__The task__: Starting with the line that holds "Convert this screenshot", repeat each line through the last one below, exactly. Pictures stay out.

__Records provided__:
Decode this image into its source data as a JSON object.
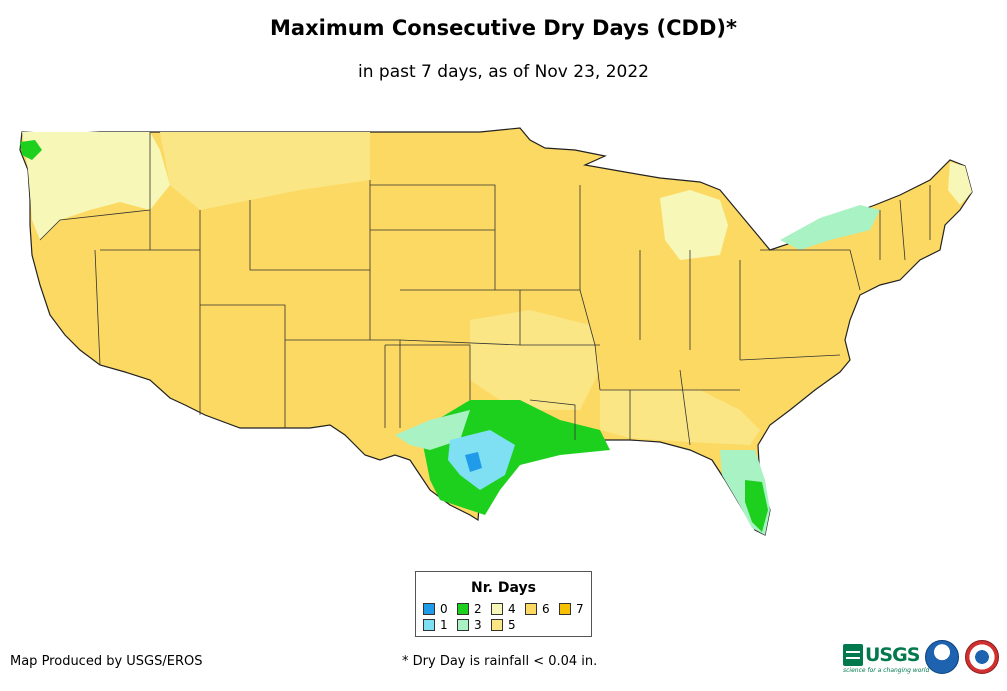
{
  "title": "Maximum Consecutive Dry Days (CDD)*",
  "subtitle": "in past 7 days, as of Nov 23, 2022",
  "legend": {
    "title": "Nr. Days",
    "items": [
      {
        "label": "0",
        "color": "#1f9bea"
      },
      {
        "label": "1",
        "color": "#7fe0f4"
      },
      {
        "label": "2",
        "color": "#1ed01e"
      },
      {
        "label": "3",
        "color": "#a9f2c4"
      },
      {
        "label": "4",
        "color": "#f7f7b8"
      },
      {
        "label": "5",
        "color": "#fbe686"
      },
      {
        "label": "6",
        "color": "#fcd962"
      },
      {
        "label": "7",
        "color": "#f7c000"
      }
    ]
  },
  "footer": {
    "credit": "Map Produced by USGS/EROS",
    "note": "* Dry Day is rainfall < 0.04 in."
  },
  "logos": {
    "usgs_text": "USGS",
    "usgs_tagline": "science for a changing world",
    "noaa": "noaa-logo",
    "nws": "nws-logo"
  },
  "map": {
    "base_value_days": 6,
    "regions": [
      {
        "name": "Pacific Northwest",
        "days": 4
      },
      {
        "name": "Michigan",
        "days": 4
      },
      {
        "name": "Arkansas / east Oklahoma",
        "days": 5
      },
      {
        "name": "Texas Gulf coast",
        "days": 1
      },
      {
        "name": "Southeast Texas / Louisiana",
        "days": 2
      },
      {
        "name": "Florida",
        "days": 3
      },
      {
        "name": "New York / New England",
        "days": 3
      }
    ]
  }
}
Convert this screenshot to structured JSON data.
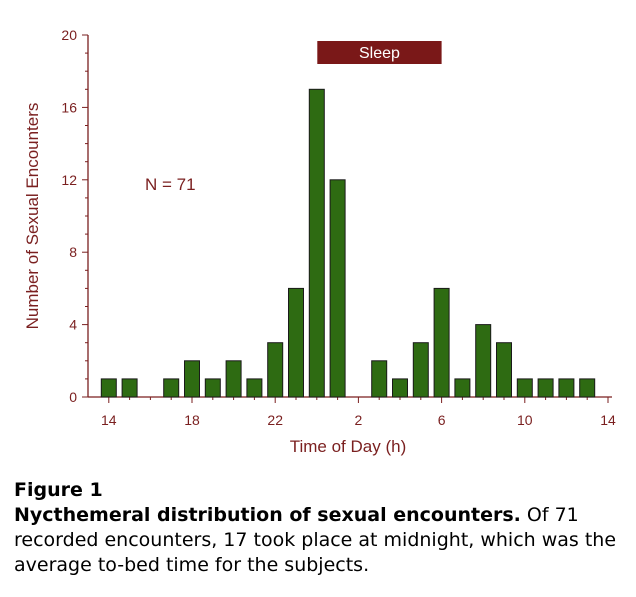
{
  "chart_data": {
    "type": "bar",
    "ylabel": "Number of Sexual Encounters",
    "xlabel": "Time of Day (h)",
    "ylim": [
      0,
      20
    ],
    "yticks": [
      0,
      4,
      8,
      12,
      16,
      20
    ],
    "y_minor_step": 1,
    "x_tick_labels": [
      "14",
      "18",
      "22",
      "2",
      "6",
      "10",
      "14"
    ],
    "x": [
      14,
      15,
      16,
      17,
      18,
      19,
      20,
      21,
      22,
      23,
      24,
      25,
      26,
      27,
      28,
      29,
      30,
      31,
      32,
      33,
      34,
      35,
      36,
      37
    ],
    "values": [
      1,
      1,
      0,
      1,
      2,
      1,
      2,
      1,
      3,
      6,
      17,
      12,
      0,
      2,
      1,
      3,
      6,
      1,
      4,
      3,
      1,
      1,
      1,
      1
    ],
    "bar_color": "#2e6b12",
    "axis_color": "#7a1f1f",
    "annotations": [
      {
        "text": "N = 71"
      },
      {
        "text": "Sleep",
        "span": [
          24,
          30
        ],
        "color": "#7a1818"
      }
    ]
  },
  "caption": {
    "label": "Figure 1",
    "title": "Nycthemeral distribution of sexual encounters.",
    "text": " Of 71 recorded encounters, 17 took place at midnight, which was the average to-bed time for the subjects."
  }
}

__Finished task__:
Convert this screenshot to structured JSON data.
{
  "chart_data": {
    "type": "bar",
    "ylabel": "Number of Sexual Encounters",
    "xlabel": "Time of Day (h)",
    "ylim": [
      0,
      20
    ],
    "yticks": [
      0,
      4,
      8,
      12,
      16,
      20
    ],
    "y_minor_step": 1,
    "x_tick_labels": [
      "14",
      "18",
      "22",
      "2",
      "6",
      "10",
      "14"
    ],
    "x": [
      14,
      15,
      16,
      17,
      18,
      19,
      20,
      21,
      22,
      23,
      24,
      25,
      26,
      27,
      28,
      29,
      30,
      31,
      32,
      33,
      34,
      35,
      36,
      37
    ],
    "values": [
      1,
      1,
      0,
      1,
      2,
      1,
      2,
      1,
      3,
      6,
      17,
      12,
      0,
      2,
      1,
      3,
      6,
      1,
      4,
      3,
      1,
      1,
      1,
      1
    ],
    "bar_color": "#2e6b12",
    "axis_color": "#7a1f1f",
    "annotations": [
      {
        "text": "N = 71"
      },
      {
        "text": "Sleep",
        "span": [
          24,
          30
        ],
        "color": "#7a1818"
      }
    ]
  },
  "caption": {
    "label": "Figure 1",
    "title": "Nycthemeral distribution of sexual encounters.",
    "text": " Of 71 recorded encounters, 17 took place at midnight, which was the average to-bed time for the subjects."
  }
}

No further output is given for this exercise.